→ What you have to do
Output each entry exactly; skip nothing.

===

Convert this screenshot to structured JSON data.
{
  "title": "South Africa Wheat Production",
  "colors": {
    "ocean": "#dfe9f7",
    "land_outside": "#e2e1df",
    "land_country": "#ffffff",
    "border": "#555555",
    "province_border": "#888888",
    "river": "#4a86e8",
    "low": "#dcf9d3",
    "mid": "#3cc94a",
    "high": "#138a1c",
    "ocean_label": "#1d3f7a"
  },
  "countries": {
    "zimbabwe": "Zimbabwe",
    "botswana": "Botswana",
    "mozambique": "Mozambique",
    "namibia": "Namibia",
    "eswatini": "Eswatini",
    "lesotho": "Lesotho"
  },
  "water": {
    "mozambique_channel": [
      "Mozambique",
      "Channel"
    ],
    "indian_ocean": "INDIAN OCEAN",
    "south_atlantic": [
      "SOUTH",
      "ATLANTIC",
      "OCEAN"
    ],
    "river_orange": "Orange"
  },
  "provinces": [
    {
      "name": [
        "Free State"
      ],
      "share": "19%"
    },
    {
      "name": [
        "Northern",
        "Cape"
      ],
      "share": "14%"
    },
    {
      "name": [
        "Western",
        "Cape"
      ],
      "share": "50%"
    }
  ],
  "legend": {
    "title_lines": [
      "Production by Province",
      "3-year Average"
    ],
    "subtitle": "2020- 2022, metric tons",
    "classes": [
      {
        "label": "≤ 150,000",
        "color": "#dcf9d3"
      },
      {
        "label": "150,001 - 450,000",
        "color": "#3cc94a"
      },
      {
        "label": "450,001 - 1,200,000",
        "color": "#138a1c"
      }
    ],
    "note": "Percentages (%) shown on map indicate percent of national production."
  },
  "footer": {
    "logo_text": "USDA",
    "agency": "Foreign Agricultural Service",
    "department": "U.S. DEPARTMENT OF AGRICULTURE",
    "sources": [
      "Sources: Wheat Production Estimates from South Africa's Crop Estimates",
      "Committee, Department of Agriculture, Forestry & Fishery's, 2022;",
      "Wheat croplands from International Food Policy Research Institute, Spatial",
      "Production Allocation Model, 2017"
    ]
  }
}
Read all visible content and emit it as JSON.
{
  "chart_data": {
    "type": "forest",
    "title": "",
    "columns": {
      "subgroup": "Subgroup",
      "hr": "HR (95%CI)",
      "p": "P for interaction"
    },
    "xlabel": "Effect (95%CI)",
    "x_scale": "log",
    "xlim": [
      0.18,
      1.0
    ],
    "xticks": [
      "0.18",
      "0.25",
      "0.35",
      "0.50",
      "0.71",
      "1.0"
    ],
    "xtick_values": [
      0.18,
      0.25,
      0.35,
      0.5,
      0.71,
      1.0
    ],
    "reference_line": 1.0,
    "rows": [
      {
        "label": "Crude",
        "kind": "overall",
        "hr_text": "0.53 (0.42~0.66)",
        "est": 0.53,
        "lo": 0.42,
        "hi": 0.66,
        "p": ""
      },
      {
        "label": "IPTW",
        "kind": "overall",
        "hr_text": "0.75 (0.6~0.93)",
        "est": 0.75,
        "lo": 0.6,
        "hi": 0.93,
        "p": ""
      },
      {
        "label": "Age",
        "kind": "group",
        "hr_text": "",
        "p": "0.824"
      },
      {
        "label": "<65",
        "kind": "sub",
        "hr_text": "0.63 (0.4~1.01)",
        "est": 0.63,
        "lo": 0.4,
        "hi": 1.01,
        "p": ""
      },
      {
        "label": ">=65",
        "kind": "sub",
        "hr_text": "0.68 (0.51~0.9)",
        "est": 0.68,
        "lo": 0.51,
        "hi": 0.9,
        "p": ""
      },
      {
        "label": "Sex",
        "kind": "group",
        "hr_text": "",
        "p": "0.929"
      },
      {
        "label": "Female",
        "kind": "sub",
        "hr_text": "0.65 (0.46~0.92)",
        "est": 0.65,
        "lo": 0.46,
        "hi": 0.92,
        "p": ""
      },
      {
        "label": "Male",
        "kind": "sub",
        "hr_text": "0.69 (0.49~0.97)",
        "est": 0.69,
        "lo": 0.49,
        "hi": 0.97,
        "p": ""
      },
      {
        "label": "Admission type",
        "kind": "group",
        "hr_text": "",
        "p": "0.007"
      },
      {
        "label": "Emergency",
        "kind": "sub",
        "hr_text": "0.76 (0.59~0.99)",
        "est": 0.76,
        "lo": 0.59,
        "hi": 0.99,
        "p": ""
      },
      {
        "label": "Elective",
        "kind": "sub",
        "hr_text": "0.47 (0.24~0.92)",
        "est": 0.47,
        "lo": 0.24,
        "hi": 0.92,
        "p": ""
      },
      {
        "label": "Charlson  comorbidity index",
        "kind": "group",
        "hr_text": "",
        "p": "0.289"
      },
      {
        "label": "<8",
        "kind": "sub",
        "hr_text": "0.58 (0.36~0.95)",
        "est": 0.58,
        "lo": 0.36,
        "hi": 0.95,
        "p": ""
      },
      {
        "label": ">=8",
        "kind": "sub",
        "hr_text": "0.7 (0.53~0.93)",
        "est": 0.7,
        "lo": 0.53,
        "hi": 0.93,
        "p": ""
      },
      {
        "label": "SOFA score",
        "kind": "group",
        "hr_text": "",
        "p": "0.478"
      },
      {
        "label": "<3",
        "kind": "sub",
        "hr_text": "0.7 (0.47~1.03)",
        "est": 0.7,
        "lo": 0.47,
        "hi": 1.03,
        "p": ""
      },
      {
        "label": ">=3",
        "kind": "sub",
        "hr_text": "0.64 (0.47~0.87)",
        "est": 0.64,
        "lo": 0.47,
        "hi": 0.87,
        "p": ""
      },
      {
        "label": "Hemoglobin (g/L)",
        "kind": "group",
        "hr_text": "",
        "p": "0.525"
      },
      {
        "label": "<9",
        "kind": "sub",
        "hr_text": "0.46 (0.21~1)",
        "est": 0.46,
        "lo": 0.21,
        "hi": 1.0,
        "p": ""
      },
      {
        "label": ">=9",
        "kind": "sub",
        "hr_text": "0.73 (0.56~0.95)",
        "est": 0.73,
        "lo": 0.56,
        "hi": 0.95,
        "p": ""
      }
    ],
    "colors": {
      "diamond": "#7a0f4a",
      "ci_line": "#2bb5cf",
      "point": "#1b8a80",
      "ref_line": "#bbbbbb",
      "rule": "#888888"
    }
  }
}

===

→ Exercise answer
Convert this screenshot to structured JSON data.
{
  "title": "South Africa Wheat Production",
  "colors": {
    "ocean": "#dfe9f7",
    "land_outside": "#e2e1df",
    "land_country": "#ffffff",
    "border": "#555555",
    "province_border": "#888888",
    "river": "#4a86e8",
    "low": "#dcf9d3",
    "mid": "#3cc94a",
    "high": "#138a1c",
    "ocean_label": "#1d3f7a"
  },
  "countries": {
    "zimbabwe": "Zimbabwe",
    "botswana": "Botswana",
    "mozambique": "Mozambique",
    "namibia": "Namibia",
    "eswatini": "Eswatini",
    "lesotho": "Lesotho"
  },
  "water": {
    "mozambique_channel": [
      "Mozambique",
      "Channel"
    ],
    "indian_ocean": "INDIAN OCEAN",
    "south_atlantic": [
      "SOUTH",
      "ATLANTIC",
      "OCEAN"
    ],
    "river_orange": "Orange"
  },
  "provinces": [
    {
      "name": [
        "Free State"
      ],
      "share": "19%"
    },
    {
      "name": [
        "Northern",
        "Cape"
      ],
      "share": "14%"
    },
    {
      "name": [
        "Western",
        "Cape"
      ],
      "share": "50%"
    }
  ],
  "legend": {
    "title_lines": [
      "Production by Province",
      "3-year Average"
    ],
    "subtitle": "2020- 2022, metric tons",
    "classes": [
      {
        "label": "≤ 150,000",
        "color": "#dcf9d3"
      },
      {
        "label": "150,001 - 450,000",
        "color": "#3cc94a"
      },
      {
        "label": "450,001 - 1,200,000",
        "color": "#138a1c"
      }
    ],
    "note": "Percentages (%) shown on map indicate percent of national production."
  },
  "footer": {
    "logo_text": "USDA",
    "agency": "Foreign Agricultural Service",
    "department": "U.S. DEPARTMENT OF AGRICULTURE",
    "sources": [
      "Sources: Wheat Production Estimates from South Africa's Crop Estimates",
      "Committee, Department of Agriculture, Forestry & Fishery's, 2022;",
      "Wheat croplands from International Food Policy Research Institute, Spatial",
      "Production Allocation Model, 2017"
    ]
  }
}
Read all visible content and emit it as JSON.
{
  "chart_data": {
    "type": "forest",
    "title": "",
    "columns": {
      "subgroup": "Subgroup",
      "hr": "HR (95%CI)",
      "p": "P for interaction"
    },
    "xlabel": "Effect (95%CI)",
    "x_scale": "log",
    "xlim": [
      0.18,
      1.0
    ],
    "xticks": [
      "0.18",
      "0.25",
      "0.35",
      "0.50",
      "0.71",
      "1.0"
    ],
    "xtick_values": [
      0.18,
      0.25,
      0.35,
      0.5,
      0.71,
      1.0
    ],
    "reference_line": 1.0,
    "rows": [
      {
        "label": "Crude",
        "kind": "overall",
        "hr_text": "0.53 (0.42~0.66)",
        "est": 0.53,
        "lo": 0.42,
        "hi": 0.66,
        "p": ""
      },
      {
        "label": "IPTW",
        "kind": "overall",
        "hr_text": "0.75 (0.6~0.93)",
        "est": 0.75,
        "lo": 0.6,
        "hi": 0.93,
        "p": ""
      },
      {
        "label": "Age",
        "kind": "group",
        "hr_text": "",
        "p": "0.824"
      },
      {
        "label": "<65",
        "kind": "sub",
        "hr_text": "0.63 (0.4~1.01)",
        "est": 0.63,
        "lo": 0.4,
        "hi": 1.01,
        "p": ""
      },
      {
        "label": ">=65",
        "kind": "sub",
        "hr_text": "0.68 (0.51~0.9)",
        "est": 0.68,
        "lo": 0.51,
        "hi": 0.9,
        "p": ""
      },
      {
        "label": "Sex",
        "kind": "group",
        "hr_text": "",
        "p": "0.929"
      },
      {
        "label": "Female",
        "kind": "sub",
        "hr_text": "0.65 (0.46~0.92)",
        "est": 0.65,
        "lo": 0.46,
        "hi": 0.92,
        "p": ""
      },
      {
        "label": "Male",
        "kind": "sub",
        "hr_text": "0.69 (0.49~0.97)",
        "est": 0.69,
        "lo": 0.49,
        "hi": 0.97,
        "p": ""
      },
      {
        "label": "Admission type",
        "kind": "group",
        "hr_text": "",
        "p": "0.007"
      },
      {
        "label": "Emergency",
        "kind": "sub",
        "hr_text": "0.76 (0.59~0.99)",
        "est": 0.76,
        "lo": 0.59,
        "hi": 0.99,
        "p": ""
      },
      {
        "label": "Elective",
        "kind": "sub",
        "hr_text": "0.47 (0.24~0.92)",
        "est": 0.47,
        "lo": 0.24,
        "hi": 0.92,
        "p": ""
      },
      {
        "label": "Charlson  comorbidity index",
        "kind": "group",
        "hr_text": "",
        "p": "0.289"
      },
      {
        "label": "<8",
        "kind": "sub",
        "hr_text": "0.58 (0.36~0.95)",
        "est": 0.58,
        "lo": 0.36,
        "hi": 0.95,
        "p": ""
      },
      {
        "label": ">=8",
        "kind": "sub",
        "hr_text": "0.7 (0.53~0.93)",
        "est": 0.7,
        "lo": 0.53,
        "hi": 0.93,
        "p": ""
      },
      {
        "label": "SOFA score",
        "kind": "group",
        "hr_text": "",
        "p": "0.478"
      },
      {
        "label": "<3",
        "kind": "sub",
        "hr_text": "0.7 (0.47~1.03)",
        "est": 0.7,
        "lo": 0.47,
        "hi": 1.03,
        "p": ""
      },
      {
        "label": ">=3",
        "kind": "sub",
        "hr_text": "0.64 (0.47~0.87)",
        "est": 0.64,
        "lo": 0.47,
        "hi": 0.87,
        "p": ""
      },
      {
        "label": "Hemoglobin (g/L)",
        "kind": "group",
        "hr_text": "",
        "p": "0.525"
      },
      {
        "label": "<9",
        "kind": "sub",
        "hr_text": "0.46 (0.21~1)",
        "est": 0.46,
        "lo": 0.21,
        "hi": 1.0,
        "p": ""
      },
      {
        "label": ">=9",
        "kind": "sub",
        "hr_text": "0.73 (0.56~0.95)",
        "est": 0.73,
        "lo": 0.56,
        "hi": 0.95,
        "p": ""
      }
    ],
    "colors": {
      "diamond": "#7a0f4a",
      "ci_line": "#2bb5cf",
      "point": "#1b8a80",
      "ref_line": "#bbbbbb",
      "rule": "#888888"
    }
  }
}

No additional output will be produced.